━━━ EXERCISE MATERIALS ━━━

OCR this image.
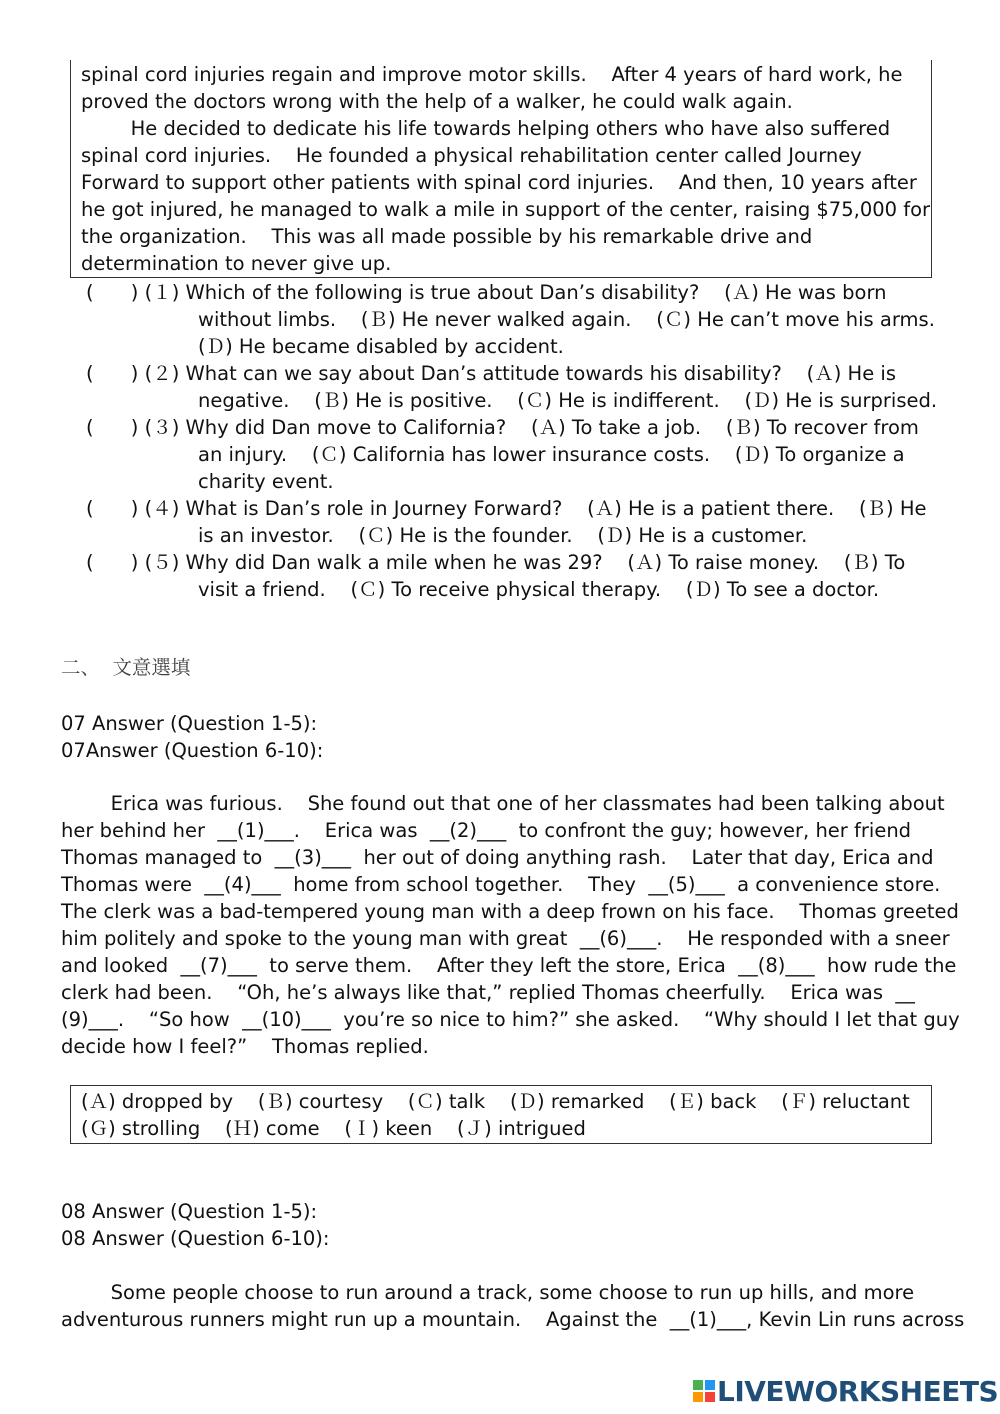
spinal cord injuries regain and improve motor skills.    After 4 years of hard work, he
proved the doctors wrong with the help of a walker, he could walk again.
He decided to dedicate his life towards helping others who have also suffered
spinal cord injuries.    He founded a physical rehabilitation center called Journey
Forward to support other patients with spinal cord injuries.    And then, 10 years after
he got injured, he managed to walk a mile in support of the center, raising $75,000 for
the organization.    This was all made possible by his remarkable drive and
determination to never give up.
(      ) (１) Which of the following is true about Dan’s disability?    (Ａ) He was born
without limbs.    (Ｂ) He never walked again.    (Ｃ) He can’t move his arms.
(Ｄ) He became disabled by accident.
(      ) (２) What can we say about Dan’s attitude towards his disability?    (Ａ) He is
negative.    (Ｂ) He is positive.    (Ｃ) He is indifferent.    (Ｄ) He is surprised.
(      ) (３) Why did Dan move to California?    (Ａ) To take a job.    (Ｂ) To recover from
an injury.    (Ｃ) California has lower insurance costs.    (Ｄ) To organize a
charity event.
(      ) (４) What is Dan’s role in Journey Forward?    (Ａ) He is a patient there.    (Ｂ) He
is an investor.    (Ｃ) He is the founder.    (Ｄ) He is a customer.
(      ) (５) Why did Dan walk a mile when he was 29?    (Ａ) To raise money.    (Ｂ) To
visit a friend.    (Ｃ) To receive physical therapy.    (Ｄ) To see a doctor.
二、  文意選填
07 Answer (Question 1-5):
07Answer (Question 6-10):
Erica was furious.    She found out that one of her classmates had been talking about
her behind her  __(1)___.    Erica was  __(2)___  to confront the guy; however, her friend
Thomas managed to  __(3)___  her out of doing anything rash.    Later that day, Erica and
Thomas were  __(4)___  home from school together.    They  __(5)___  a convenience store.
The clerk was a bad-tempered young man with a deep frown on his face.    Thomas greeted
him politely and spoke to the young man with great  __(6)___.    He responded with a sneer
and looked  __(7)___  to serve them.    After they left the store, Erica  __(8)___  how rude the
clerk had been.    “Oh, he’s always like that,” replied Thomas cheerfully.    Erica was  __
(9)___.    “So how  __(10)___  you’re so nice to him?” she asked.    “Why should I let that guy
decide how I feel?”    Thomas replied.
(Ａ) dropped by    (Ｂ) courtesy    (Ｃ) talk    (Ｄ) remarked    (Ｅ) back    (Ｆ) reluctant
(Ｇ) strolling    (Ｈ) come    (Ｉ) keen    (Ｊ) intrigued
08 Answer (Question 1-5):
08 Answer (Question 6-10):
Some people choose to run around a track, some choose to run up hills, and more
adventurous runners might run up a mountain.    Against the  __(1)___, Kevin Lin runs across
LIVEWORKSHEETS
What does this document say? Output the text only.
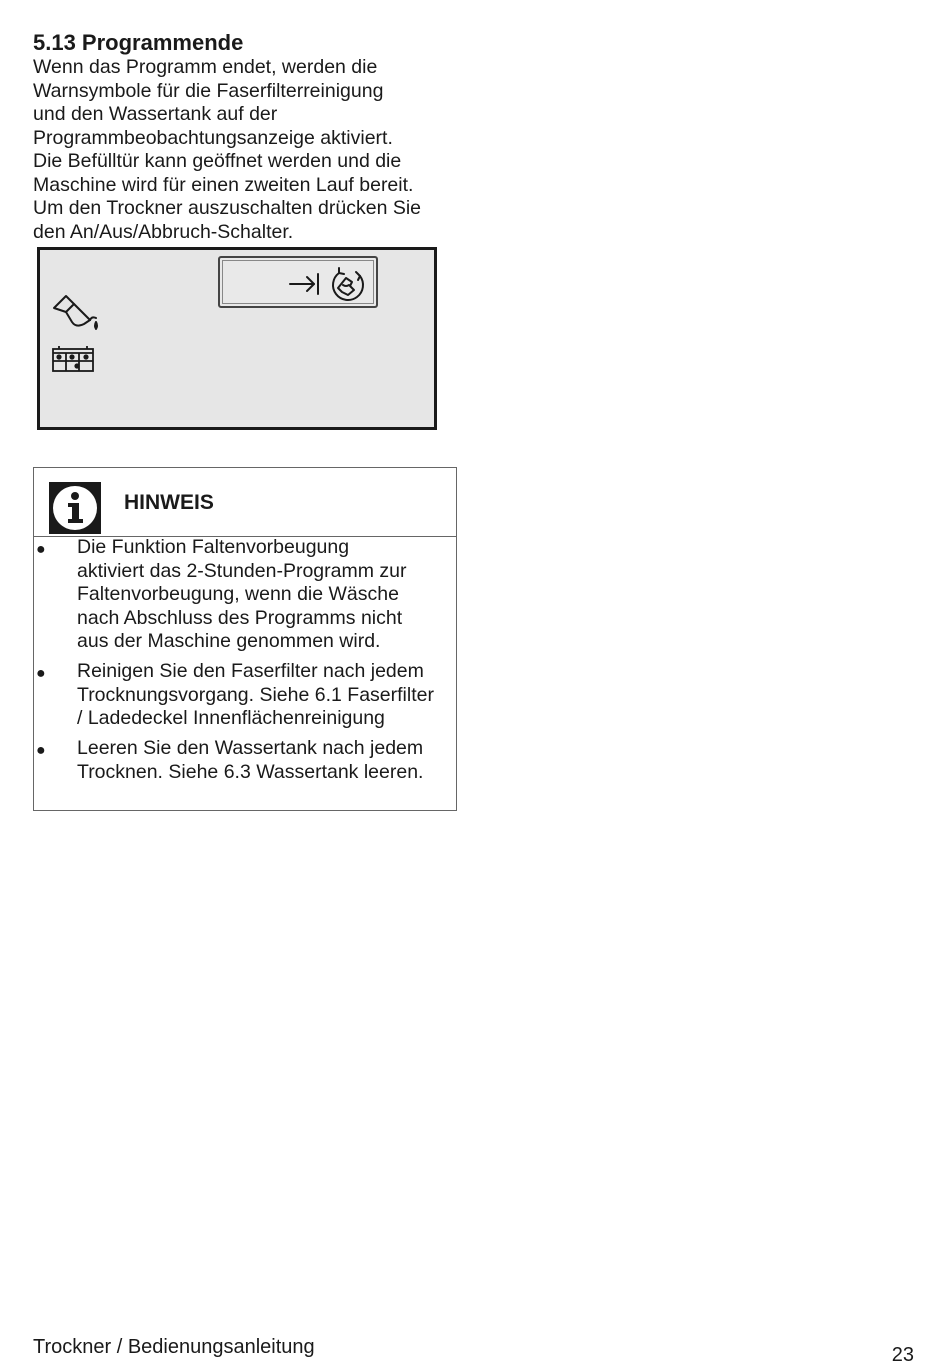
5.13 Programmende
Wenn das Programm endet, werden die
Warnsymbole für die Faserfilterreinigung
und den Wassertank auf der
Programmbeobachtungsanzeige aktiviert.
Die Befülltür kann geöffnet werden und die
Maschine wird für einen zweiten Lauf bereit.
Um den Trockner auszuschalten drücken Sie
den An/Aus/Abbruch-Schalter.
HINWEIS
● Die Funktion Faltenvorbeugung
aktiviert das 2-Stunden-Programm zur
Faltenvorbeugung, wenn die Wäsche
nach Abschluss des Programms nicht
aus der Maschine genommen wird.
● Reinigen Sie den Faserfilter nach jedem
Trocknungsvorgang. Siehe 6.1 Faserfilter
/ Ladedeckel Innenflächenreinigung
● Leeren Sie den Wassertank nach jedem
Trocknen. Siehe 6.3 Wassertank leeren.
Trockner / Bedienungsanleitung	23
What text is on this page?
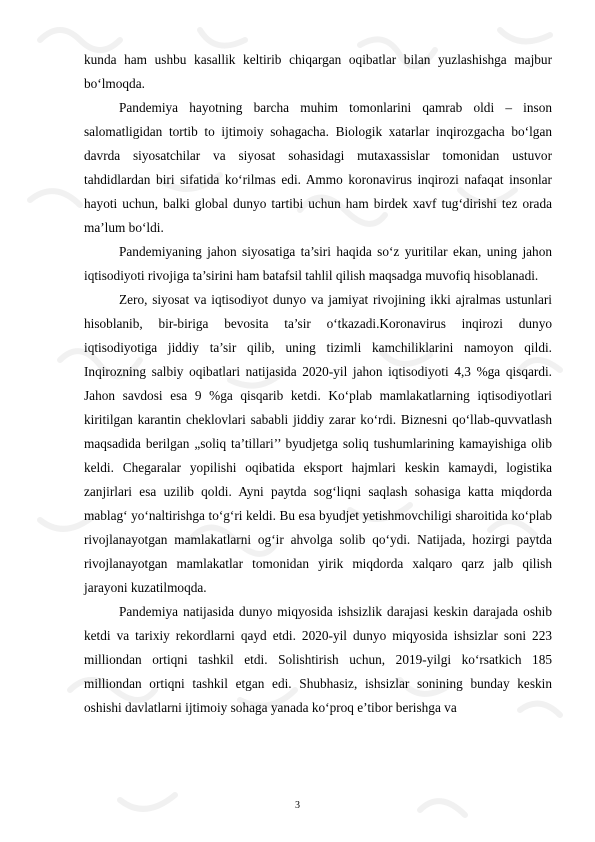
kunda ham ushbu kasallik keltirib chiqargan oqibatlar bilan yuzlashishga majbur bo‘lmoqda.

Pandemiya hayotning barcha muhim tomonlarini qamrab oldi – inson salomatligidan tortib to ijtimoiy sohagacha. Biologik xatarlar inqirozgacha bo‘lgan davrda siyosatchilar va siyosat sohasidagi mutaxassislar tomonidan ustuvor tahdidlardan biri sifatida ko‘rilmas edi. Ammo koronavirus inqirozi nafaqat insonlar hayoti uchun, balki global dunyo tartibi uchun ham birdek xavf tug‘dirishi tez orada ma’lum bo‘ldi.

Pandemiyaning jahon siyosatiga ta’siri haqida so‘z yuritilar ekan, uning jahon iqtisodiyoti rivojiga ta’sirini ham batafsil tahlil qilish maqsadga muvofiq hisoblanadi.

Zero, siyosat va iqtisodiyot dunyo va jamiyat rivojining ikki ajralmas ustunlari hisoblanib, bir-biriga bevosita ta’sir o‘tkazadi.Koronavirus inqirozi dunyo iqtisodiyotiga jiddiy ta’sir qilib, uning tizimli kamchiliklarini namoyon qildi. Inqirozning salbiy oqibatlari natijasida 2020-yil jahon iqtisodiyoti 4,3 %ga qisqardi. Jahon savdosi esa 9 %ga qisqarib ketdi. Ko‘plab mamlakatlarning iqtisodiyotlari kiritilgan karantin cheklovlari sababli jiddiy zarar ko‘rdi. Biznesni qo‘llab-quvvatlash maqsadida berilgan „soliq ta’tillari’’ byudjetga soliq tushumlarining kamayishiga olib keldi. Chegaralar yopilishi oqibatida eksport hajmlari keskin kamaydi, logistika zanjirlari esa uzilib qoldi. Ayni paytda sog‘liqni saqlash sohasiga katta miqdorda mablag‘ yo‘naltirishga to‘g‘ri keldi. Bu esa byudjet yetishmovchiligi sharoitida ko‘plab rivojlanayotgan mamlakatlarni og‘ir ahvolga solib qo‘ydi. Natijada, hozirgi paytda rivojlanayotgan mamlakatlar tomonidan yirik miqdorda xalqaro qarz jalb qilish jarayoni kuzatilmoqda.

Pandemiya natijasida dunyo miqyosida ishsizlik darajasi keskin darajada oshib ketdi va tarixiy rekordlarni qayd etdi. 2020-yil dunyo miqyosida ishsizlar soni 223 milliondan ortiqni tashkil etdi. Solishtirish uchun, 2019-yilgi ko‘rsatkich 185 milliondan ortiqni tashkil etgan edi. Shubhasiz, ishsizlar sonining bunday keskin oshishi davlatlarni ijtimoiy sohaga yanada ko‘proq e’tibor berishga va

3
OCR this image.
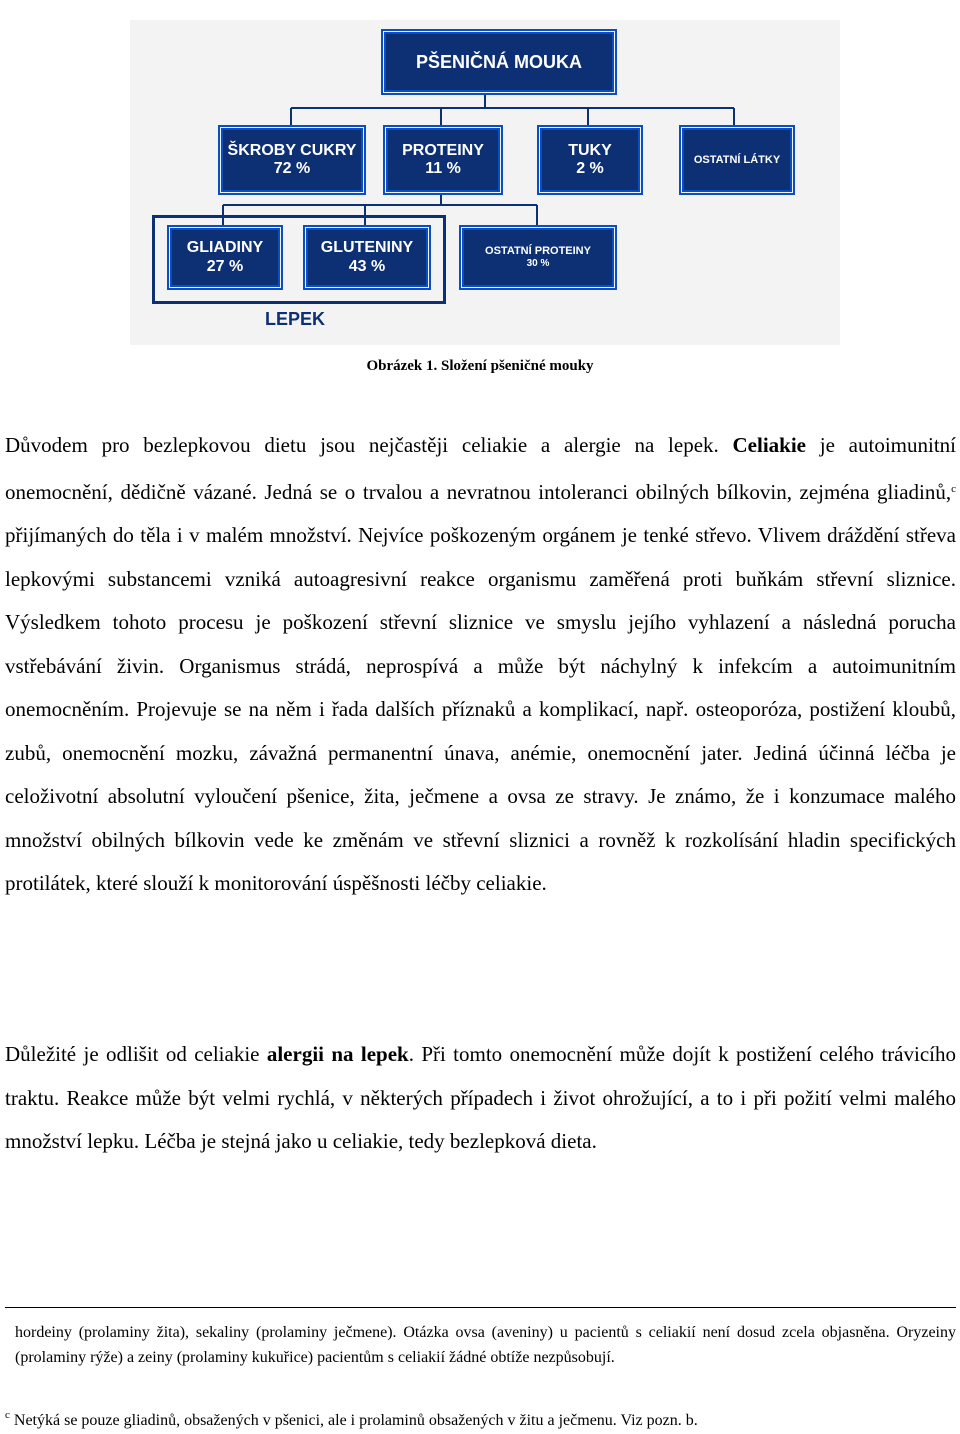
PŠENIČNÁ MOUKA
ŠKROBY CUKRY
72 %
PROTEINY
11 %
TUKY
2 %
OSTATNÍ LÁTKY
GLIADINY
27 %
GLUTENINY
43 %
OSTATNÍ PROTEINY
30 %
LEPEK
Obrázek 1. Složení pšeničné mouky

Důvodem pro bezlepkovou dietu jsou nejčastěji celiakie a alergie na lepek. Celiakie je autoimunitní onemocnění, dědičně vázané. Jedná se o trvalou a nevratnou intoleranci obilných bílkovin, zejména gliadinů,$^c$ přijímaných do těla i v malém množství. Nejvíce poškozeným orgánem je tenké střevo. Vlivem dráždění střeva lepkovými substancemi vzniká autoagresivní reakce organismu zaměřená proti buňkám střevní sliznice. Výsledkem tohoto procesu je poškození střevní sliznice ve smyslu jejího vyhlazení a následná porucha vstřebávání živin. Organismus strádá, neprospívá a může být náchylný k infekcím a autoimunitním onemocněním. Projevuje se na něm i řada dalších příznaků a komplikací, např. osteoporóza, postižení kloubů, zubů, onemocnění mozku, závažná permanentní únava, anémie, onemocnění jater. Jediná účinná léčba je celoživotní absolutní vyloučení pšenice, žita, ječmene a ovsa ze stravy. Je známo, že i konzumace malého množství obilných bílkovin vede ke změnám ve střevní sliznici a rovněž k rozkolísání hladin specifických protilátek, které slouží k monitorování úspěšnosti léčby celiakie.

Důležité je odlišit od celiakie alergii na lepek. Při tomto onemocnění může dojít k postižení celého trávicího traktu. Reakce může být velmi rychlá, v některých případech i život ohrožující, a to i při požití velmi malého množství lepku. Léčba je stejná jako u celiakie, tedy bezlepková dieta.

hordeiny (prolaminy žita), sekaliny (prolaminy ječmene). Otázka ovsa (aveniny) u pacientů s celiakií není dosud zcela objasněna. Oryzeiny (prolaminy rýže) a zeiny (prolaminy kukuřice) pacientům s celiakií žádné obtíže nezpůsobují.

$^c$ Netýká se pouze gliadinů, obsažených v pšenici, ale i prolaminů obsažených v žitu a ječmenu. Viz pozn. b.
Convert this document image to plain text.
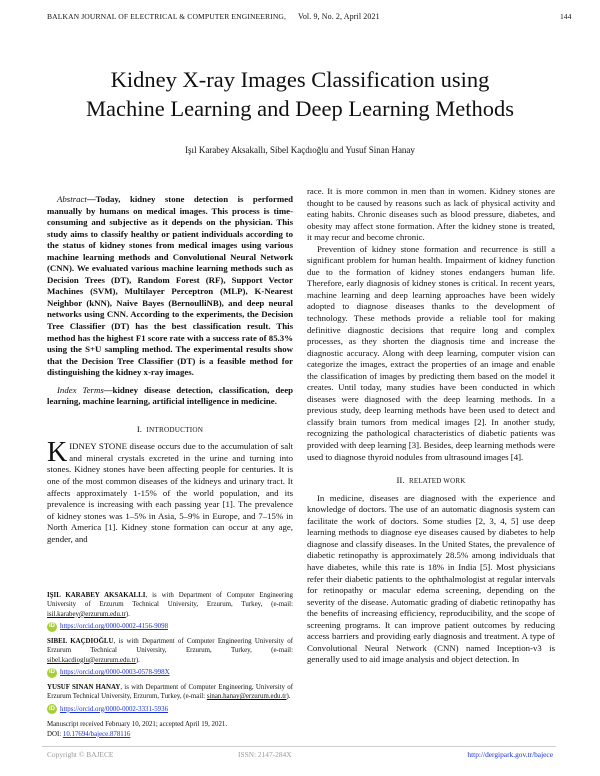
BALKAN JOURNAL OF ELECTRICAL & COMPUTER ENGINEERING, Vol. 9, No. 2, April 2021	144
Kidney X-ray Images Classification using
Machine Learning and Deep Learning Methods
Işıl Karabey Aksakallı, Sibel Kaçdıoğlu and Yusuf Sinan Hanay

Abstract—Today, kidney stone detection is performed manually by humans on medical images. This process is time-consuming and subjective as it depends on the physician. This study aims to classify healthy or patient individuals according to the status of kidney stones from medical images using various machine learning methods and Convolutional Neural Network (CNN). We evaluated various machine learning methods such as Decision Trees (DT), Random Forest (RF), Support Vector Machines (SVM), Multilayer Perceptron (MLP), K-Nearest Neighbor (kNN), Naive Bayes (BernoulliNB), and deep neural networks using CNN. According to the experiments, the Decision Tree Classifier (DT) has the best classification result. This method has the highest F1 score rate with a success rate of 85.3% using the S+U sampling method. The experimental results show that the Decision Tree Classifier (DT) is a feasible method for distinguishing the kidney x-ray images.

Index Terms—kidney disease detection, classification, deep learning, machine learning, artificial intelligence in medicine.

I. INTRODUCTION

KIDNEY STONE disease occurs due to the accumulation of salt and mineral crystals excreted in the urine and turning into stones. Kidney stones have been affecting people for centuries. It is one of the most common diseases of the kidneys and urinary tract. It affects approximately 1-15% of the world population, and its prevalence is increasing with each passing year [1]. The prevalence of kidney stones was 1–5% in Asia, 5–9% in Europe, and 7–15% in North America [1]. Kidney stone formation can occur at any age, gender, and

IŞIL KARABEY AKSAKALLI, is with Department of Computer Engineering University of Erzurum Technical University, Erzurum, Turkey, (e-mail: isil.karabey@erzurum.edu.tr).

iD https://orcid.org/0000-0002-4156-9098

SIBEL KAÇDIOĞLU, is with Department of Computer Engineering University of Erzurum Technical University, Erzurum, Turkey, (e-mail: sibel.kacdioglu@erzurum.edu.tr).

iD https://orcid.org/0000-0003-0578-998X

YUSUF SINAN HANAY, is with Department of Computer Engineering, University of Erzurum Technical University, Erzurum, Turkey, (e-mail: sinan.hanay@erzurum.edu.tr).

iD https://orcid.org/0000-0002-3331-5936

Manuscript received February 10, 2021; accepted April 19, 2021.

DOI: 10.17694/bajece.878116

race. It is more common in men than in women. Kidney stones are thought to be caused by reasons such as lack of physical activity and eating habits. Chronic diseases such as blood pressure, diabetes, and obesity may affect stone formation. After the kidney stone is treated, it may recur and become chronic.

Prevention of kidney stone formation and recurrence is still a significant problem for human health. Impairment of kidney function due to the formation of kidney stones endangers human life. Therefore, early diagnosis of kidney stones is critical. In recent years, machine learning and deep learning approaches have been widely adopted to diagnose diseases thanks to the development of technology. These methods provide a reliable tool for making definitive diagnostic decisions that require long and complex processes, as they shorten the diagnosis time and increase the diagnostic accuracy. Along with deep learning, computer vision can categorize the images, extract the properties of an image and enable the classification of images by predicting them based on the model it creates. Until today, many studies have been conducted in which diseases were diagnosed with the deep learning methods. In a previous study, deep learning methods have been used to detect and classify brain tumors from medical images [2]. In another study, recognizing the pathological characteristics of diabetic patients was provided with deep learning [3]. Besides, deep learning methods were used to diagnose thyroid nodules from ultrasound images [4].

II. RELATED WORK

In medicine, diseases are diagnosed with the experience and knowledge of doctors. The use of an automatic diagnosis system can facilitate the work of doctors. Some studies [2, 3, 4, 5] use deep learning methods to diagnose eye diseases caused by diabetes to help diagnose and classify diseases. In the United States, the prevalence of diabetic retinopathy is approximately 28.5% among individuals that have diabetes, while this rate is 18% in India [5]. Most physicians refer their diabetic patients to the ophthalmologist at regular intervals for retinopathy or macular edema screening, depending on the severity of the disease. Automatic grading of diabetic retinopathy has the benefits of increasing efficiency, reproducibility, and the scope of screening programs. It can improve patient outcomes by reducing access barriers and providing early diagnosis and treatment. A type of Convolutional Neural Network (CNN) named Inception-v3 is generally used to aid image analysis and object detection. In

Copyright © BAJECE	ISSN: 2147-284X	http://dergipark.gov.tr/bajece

━━━

» THE PROBLEM: Copy out every line of the data that includes the word "Thomas".

» ANSWER FOR THE TASK:
Thomas managed to  __(3)___  her out of doing anything rash.    Later that day, Erica and
Thomas were  __(4)___  home from school together.    They  __(5)___  a convenience store.
The clerk was a bad-tempered young man with a deep frown on his face.    Thomas greeted
clerk had been.    “Oh, he’s always like that,” replied Thomas cheerfully.    Erica was  __
decide how I feel?”    Thomas replied.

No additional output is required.